> **Instructions to follow**:
Transcribe every record that appears below, exactly and in full.

────────────────

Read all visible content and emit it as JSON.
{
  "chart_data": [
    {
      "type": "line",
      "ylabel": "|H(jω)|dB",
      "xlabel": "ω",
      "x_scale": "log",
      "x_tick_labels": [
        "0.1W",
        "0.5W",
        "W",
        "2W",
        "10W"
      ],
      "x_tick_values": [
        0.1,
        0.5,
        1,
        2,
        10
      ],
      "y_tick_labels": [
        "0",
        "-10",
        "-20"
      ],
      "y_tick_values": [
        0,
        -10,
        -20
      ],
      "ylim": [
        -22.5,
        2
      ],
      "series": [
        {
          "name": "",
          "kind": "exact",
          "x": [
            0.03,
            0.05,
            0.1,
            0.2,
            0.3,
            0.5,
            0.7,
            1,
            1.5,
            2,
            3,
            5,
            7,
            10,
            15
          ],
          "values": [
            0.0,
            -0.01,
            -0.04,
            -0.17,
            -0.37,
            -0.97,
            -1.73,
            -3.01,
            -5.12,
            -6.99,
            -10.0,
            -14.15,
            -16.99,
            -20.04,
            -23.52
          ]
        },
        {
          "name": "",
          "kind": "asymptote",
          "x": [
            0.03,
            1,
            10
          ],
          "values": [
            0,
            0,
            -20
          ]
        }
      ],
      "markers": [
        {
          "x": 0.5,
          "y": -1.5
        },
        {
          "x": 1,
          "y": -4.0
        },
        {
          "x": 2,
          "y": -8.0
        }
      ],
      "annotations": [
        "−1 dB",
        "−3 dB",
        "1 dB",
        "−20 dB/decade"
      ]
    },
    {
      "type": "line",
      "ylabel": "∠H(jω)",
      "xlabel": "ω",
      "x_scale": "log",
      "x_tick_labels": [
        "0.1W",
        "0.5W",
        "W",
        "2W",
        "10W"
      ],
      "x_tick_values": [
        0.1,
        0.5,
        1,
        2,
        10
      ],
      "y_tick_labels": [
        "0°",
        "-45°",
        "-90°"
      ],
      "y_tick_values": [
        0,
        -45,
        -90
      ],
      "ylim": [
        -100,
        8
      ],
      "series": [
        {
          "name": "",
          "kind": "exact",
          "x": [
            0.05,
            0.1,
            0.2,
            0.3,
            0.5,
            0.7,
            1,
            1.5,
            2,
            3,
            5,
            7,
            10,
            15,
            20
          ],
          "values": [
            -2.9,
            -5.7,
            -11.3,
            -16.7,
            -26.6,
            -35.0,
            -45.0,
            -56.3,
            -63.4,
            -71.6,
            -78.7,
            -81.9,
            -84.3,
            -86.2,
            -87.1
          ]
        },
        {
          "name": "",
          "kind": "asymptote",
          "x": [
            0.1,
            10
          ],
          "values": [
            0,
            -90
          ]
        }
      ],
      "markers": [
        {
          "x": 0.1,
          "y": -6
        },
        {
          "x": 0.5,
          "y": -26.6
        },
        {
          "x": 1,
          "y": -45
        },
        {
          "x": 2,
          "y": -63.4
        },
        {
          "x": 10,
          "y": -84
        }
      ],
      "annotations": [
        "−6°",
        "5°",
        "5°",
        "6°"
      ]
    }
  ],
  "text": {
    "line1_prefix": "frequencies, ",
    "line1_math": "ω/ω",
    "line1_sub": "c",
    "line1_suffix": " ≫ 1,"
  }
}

────────────────

> **Answer below**:
Read all visible content and emit it as JSON.
{
  "chart_data": [
    {
      "type": "line",
      "ylabel": "|H(jω)|dB",
      "xlabel": "ω",
      "x_scale": "log",
      "x_tick_labels": [
        "0.1W",
        "0.5W",
        "W",
        "2W",
        "10W"
      ],
      "x_tick_values": [
        0.1,
        0.5,
        1,
        2,
        10
      ],
      "y_tick_labels": [
        "0",
        "-10",
        "-20"
      ],
      "y_tick_values": [
        0,
        -10,
        -20
      ],
      "ylim": [
        -22.5,
        2
      ],
      "series": [
        {
          "name": "",
          "kind": "exact",
          "x": [
            0.03,
            0.05,
            0.1,
            0.2,
            0.3,
            0.5,
            0.7,
            1,
            1.5,
            2,
            3,
            5,
            7,
            10,
            15
          ],
          "values": [
            0.0,
            -0.01,
            -0.04,
            -0.17,
            -0.37,
            -0.97,
            -1.73,
            -3.01,
            -5.12,
            -6.99,
            -10.0,
            -14.15,
            -16.99,
            -20.04,
            -23.52
          ]
        },
        {
          "name": "",
          "kind": "asymptote",
          "x": [
            0.03,
            1,
            10
          ],
          "values": [
            0,
            0,
            -20
          ]
        }
      ],
      "markers": [
        {
          "x": 0.5,
          "y": -1.5
        },
        {
          "x": 1,
          "y": -4.0
        },
        {
          "x": 2,
          "y": -8.0
        }
      ],
      "annotations": [
        "−1 dB",
        "−3 dB",
        "1 dB",
        "−20 dB/decade"
      ]
    },
    {
      "type": "line",
      "ylabel": "∠H(jω)",
      "xlabel": "ω",
      "x_scale": "log",
      "x_tick_labels": [
        "0.1W",
        "0.5W",
        "W",
        "2W",
        "10W"
      ],
      "x_tick_values": [
        0.1,
        0.5,
        1,
        2,
        10
      ],
      "y_tick_labels": [
        "0°",
        "-45°",
        "-90°"
      ],
      "y_tick_values": [
        0,
        -45,
        -90
      ],
      "ylim": [
        -100,
        8
      ],
      "series": [
        {
          "name": "",
          "kind": "exact",
          "x": [
            0.05,
            0.1,
            0.2,
            0.3,
            0.5,
            0.7,
            1,
            1.5,
            2,
            3,
            5,
            7,
            10,
            15,
            20
          ],
          "values": [
            -2.9,
            -5.7,
            -11.3,
            -16.7,
            -26.6,
            -35.0,
            -45.0,
            -56.3,
            -63.4,
            -71.6,
            -78.7,
            -81.9,
            -84.3,
            -86.2,
            -87.1
          ]
        },
        {
          "name": "",
          "kind": "asymptote",
          "x": [
            0.1,
            10
          ],
          "values": [
            0,
            -90
          ]
        }
      ],
      "markers": [
        {
          "x": 0.1,
          "y": -6
        },
        {
          "x": 0.5,
          "y": -26.6
        },
        {
          "x": 1,
          "y": -45
        },
        {
          "x": 2,
          "y": -63.4
        },
        {
          "x": 10,
          "y": -84
        }
      ],
      "annotations": [
        "−6°",
        "5°",
        "5°",
        "6°"
      ]
    }
  ],
  "text": {
    "line1_prefix": "frequencies, ",
    "line1_math": "ω/ω",
    "line1_sub": "c",
    "line1_suffix": " ≫ 1,"
  }
}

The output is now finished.